BEGIN RECORDS FOR THIS EXERCISE

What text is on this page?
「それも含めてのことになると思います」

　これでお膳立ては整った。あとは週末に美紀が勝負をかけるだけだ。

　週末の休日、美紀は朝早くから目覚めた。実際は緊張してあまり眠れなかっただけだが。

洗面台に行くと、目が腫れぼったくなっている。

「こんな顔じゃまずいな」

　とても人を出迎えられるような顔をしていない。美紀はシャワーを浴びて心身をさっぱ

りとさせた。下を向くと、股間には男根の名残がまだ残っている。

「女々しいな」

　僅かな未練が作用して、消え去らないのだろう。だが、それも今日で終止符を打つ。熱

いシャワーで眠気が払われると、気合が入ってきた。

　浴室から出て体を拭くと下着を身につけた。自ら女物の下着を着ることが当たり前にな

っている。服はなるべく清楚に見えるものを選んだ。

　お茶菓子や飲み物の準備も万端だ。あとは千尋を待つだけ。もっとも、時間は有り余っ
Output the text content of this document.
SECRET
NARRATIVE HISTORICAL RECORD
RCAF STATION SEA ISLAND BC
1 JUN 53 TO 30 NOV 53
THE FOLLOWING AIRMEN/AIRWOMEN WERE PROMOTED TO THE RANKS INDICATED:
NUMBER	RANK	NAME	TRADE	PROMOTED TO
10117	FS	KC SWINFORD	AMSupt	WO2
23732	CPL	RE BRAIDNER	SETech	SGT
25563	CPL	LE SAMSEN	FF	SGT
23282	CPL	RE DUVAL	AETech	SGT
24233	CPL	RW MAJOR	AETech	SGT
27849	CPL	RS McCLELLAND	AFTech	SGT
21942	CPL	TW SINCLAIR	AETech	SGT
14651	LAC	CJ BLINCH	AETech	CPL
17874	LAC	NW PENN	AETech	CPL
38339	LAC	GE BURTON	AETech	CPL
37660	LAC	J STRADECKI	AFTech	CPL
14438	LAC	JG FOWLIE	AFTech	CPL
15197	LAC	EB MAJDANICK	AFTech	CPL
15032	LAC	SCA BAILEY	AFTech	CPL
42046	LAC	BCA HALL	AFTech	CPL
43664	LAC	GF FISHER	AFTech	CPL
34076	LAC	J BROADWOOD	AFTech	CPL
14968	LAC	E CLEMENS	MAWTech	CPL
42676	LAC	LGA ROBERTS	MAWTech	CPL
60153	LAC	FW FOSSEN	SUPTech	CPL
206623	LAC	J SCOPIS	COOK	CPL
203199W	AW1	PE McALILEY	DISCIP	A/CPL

END RECORDS FOR THIS EXERCISE

:: WHAT TO PRODUCE ::
List the lines of the records where "AFTech" occurs.

:: OUTPUT BELOW ::
27849	CPL	RS McCLELLAND	AFTech	SGT
37660	LAC	J STRADECKI	AFTech	CPL
14438	LAC	JG FOWLIE	AFTech	CPL
15197	LAC	EB MAJDANICK	AFTech	CPL
15032	LAC	SCA BAILEY	AFTech	CPL
42046	LAC	BCA HALL	AFTech	CPL
43664	LAC	GF FISHER	AFTech	CPL
34076	LAC	J BROADWOOD	AFTech	CPL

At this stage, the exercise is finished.